begin

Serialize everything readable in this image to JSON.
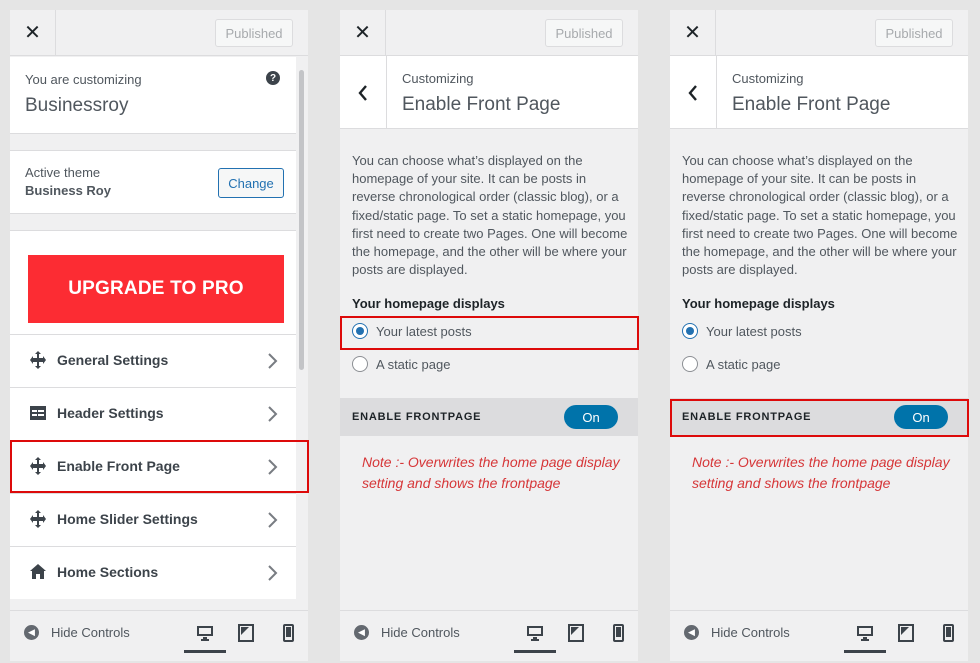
{
  "panel1": {
    "published_label": "Published",
    "customizing_label": "You are customizing",
    "site_name": "Businessroy",
    "help_symbol": "?",
    "active_theme_label": "Active theme",
    "theme_name": "Business Roy",
    "change_label": "Change",
    "upgrade_label": "UPGRADE TO PRO",
    "menu": [
      {
        "label": "General Settings",
        "icon": "move-icon"
      },
      {
        "label": "Header Settings",
        "icon": "header-icon"
      },
      {
        "label": "Enable Front Page",
        "icon": "move-icon"
      },
      {
        "label": "Home Slider Settings",
        "icon": "move-icon"
      },
      {
        "label": "Home Sections",
        "icon": "home-icon"
      }
    ],
    "hide_controls": "Hide Controls"
  },
  "section": {
    "published_label": "Published",
    "customizing_label": "Customizing",
    "title": "Enable Front Page",
    "description": "You can choose what’s displayed on the homepage of your site. It can be posts in reverse chronological order (classic blog), or a fixed/static page. To set a static homepage, you first need to create two Pages. One will become the homepage, and the other will be where your posts are displayed.",
    "homepage_displays_label": "Your homepage displays",
    "option_latest": "Your latest posts",
    "option_static": "A static page",
    "enable_label": "ENABLE FRONTPAGE",
    "toggle_label": "On",
    "note": "Note :- Overwrites the home page display setting and shows the frontpage",
    "hide_controls": "Hide Controls"
  },
  "colors": {
    "accent": "#2271b1",
    "upgrade": "#fc2c33",
    "highlight": "#dd0a0a",
    "note": "#d63638"
  }
}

end

Directions: The records above must be transcribed exactly. Pictures are left out of the copy.

Correct result:
Serialize everything readable in this image to JSON.
{
  "panel1": {
    "published_label": "Published",
    "customizing_label": "You are customizing",
    "site_name": "Businessroy",
    "help_symbol": "?",
    "active_theme_label": "Active theme",
    "theme_name": "Business Roy",
    "change_label": "Change",
    "upgrade_label": "UPGRADE TO PRO",
    "menu": [
      {
        "label": "General Settings",
        "icon": "move-icon"
      },
      {
        "label": "Header Settings",
        "icon": "header-icon"
      },
      {
        "label": "Enable Front Page",
        "icon": "move-icon"
      },
      {
        "label": "Home Slider Settings",
        "icon": "move-icon"
      },
      {
        "label": "Home Sections",
        "icon": "home-icon"
      }
    ],
    "hide_controls": "Hide Controls"
  },
  "section": {
    "published_label": "Published",
    "customizing_label": "Customizing",
    "title": "Enable Front Page",
    "description": "You can choose what’s displayed on the homepage of your site. It can be posts in reverse chronological order (classic blog), or a fixed/static page. To set a static homepage, you first need to create two Pages. One will become the homepage, and the other will be where your posts are displayed.",
    "homepage_displays_label": "Your homepage displays",
    "option_latest": "Your latest posts",
    "option_static": "A static page",
    "enable_label": "ENABLE FRONTPAGE",
    "toggle_label": "On",
    "note": "Note :- Overwrites the home page display setting and shows the frontpage",
    "hide_controls": "Hide Controls"
  },
  "colors": {
    "accent": "#2271b1",
    "upgrade": "#fc2c33",
    "highlight": "#dd0a0a",
    "note": "#d63638"
  }
}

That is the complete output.